▸ **Data section**
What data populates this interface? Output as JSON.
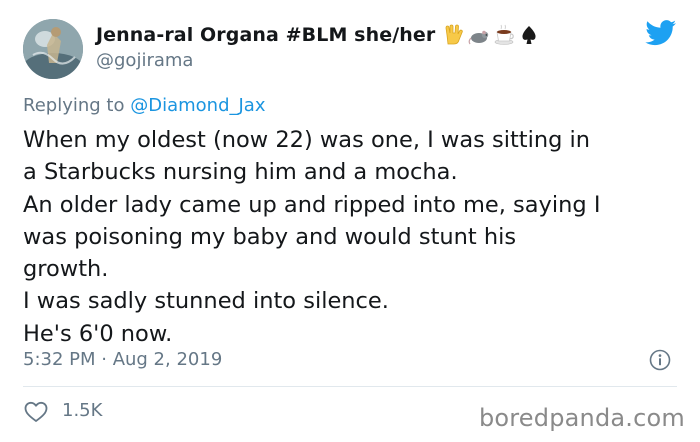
{
  "author": {
    "display_name": "Jenna-ral Organa #BLM she/her",
    "handle": "@gojirama",
    "name_emoji_icons": [
      "vulcan-salute-icon",
      "rat-icon",
      "coffee-icon",
      "spade-icon"
    ]
  },
  "reply": {
    "prefix": "Replying to",
    "mention": "@Diamond_Jax"
  },
  "body_lines": [
    "When my oldest (now 22) was one, I was sitting in",
    "a Starbucks nursing him and a mocha.",
    "An older lady came up and ripped into me, saying I",
    "was poisoning my baby and would stunt his",
    "growth.",
    "I was sadly stunned into silence.",
    "He's 6'0 now."
  ],
  "timestamp": "5:32 PM · Aug 2, 2019",
  "likes": "1.5K",
  "watermark": "boredpanda.com",
  "colors": {
    "twitter_blue": "#1da1f2",
    "link_blue": "#1b95e0",
    "muted_gray": "#657786",
    "text": "#14171a",
    "divider": "#e1e8ed"
  }
}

▸ **What to work on**
Reproduce every entry exactly, but omit each picture.

▸ **Answer to the task**
What data populates this interface? Output as JSON.
{
  "author": {
    "display_name": "Jenna-ral Organa #BLM she/her",
    "handle": "@gojirama",
    "name_emoji_icons": [
      "vulcan-salute-icon",
      "rat-icon",
      "coffee-icon",
      "spade-icon"
    ]
  },
  "reply": {
    "prefix": "Replying to",
    "mention": "@Diamond_Jax"
  },
  "body_lines": [
    "When my oldest (now 22) was one, I was sitting in",
    "a Starbucks nursing him and a mocha.",
    "An older lady came up and ripped into me, saying I",
    "was poisoning my baby and would stunt his",
    "growth.",
    "I was sadly stunned into silence.",
    "He's 6'0 now."
  ],
  "timestamp": "5:32 PM · Aug 2, 2019",
  "likes": "1.5K",
  "watermark": "boredpanda.com",
  "colors": {
    "twitter_blue": "#1da1f2",
    "link_blue": "#1b95e0",
    "muted_gray": "#657786",
    "text": "#14171a",
    "divider": "#e1e8ed"
  }
}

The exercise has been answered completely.